Required work –
Filter the entries below, keeping only lines with the word "name".

Entries taken from a collection:

____

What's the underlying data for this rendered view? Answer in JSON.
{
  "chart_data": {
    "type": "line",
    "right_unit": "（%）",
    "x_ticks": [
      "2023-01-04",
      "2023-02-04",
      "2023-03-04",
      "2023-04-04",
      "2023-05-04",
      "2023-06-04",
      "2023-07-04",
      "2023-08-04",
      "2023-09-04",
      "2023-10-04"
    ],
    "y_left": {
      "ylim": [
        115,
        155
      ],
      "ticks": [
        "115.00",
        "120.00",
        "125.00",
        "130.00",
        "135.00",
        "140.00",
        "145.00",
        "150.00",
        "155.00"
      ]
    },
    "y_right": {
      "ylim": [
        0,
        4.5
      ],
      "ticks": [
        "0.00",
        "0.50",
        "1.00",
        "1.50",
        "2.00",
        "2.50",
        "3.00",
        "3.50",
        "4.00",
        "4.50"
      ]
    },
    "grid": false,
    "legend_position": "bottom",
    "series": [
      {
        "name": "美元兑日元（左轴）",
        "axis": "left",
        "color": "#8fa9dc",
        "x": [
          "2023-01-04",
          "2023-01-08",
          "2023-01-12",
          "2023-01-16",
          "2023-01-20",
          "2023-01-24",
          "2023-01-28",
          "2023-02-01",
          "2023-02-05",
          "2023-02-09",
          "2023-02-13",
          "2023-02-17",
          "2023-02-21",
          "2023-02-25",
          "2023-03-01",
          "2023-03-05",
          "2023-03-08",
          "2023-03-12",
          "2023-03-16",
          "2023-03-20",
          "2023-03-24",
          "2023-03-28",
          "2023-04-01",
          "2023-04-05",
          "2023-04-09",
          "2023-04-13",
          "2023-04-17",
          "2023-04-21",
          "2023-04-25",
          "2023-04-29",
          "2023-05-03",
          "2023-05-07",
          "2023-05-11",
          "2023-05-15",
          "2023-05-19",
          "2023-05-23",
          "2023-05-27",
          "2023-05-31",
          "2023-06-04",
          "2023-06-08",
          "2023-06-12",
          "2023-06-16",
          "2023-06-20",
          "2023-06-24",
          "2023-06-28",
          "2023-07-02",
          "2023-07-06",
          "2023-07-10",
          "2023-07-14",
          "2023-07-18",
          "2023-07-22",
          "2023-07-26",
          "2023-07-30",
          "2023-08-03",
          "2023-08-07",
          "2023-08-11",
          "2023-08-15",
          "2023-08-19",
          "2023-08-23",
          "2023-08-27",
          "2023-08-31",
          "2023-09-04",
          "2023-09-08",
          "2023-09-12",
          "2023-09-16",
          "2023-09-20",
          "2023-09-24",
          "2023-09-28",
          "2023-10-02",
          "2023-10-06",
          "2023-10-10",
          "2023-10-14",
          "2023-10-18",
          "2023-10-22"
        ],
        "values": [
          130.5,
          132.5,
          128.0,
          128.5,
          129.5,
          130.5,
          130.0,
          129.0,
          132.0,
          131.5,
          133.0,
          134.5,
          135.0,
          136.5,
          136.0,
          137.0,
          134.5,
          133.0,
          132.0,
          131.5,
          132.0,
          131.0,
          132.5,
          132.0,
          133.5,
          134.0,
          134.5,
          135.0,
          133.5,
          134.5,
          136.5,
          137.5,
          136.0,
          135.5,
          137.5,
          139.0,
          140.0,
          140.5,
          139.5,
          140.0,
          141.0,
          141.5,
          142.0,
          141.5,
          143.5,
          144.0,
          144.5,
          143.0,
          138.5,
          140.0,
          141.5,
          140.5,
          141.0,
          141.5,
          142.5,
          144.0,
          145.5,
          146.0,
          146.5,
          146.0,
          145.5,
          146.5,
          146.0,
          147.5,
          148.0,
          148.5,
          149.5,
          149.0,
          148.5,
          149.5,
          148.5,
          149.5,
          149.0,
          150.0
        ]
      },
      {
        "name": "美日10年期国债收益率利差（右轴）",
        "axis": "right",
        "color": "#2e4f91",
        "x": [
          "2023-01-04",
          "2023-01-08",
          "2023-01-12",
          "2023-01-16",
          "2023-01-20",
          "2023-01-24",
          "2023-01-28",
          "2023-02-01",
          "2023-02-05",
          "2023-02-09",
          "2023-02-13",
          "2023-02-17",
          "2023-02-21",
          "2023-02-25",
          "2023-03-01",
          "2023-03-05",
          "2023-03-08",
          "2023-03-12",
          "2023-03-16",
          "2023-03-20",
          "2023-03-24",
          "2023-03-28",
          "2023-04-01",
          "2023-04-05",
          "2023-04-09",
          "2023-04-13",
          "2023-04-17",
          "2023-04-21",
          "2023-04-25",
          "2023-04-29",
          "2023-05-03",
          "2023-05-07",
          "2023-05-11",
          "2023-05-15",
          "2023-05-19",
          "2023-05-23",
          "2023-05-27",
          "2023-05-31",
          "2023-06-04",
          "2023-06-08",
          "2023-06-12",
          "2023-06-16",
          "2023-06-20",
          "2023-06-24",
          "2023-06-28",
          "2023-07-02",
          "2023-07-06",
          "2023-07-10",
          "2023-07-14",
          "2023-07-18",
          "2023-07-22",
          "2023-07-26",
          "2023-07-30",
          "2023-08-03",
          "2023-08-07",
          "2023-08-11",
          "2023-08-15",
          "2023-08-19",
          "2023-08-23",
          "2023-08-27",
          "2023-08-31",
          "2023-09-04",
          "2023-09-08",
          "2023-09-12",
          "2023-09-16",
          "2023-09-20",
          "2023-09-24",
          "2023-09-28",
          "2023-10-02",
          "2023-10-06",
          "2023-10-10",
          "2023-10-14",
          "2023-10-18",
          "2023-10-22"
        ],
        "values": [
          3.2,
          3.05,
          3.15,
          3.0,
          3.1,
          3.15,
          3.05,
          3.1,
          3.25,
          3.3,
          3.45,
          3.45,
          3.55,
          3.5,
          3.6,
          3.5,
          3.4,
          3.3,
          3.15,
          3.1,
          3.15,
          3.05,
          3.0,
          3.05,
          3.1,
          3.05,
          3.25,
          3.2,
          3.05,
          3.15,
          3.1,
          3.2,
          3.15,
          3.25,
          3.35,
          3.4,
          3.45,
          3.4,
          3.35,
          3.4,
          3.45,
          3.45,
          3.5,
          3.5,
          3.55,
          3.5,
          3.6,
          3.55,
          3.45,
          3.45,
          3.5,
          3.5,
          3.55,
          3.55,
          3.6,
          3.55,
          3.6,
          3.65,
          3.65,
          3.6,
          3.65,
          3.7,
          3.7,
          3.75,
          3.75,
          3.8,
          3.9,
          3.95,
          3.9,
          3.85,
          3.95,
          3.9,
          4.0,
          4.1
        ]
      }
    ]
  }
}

____

Expected answer –
        "name": "美元兑日元（左轴）",
        "name": "美日10年期国债收益率利差（右轴）",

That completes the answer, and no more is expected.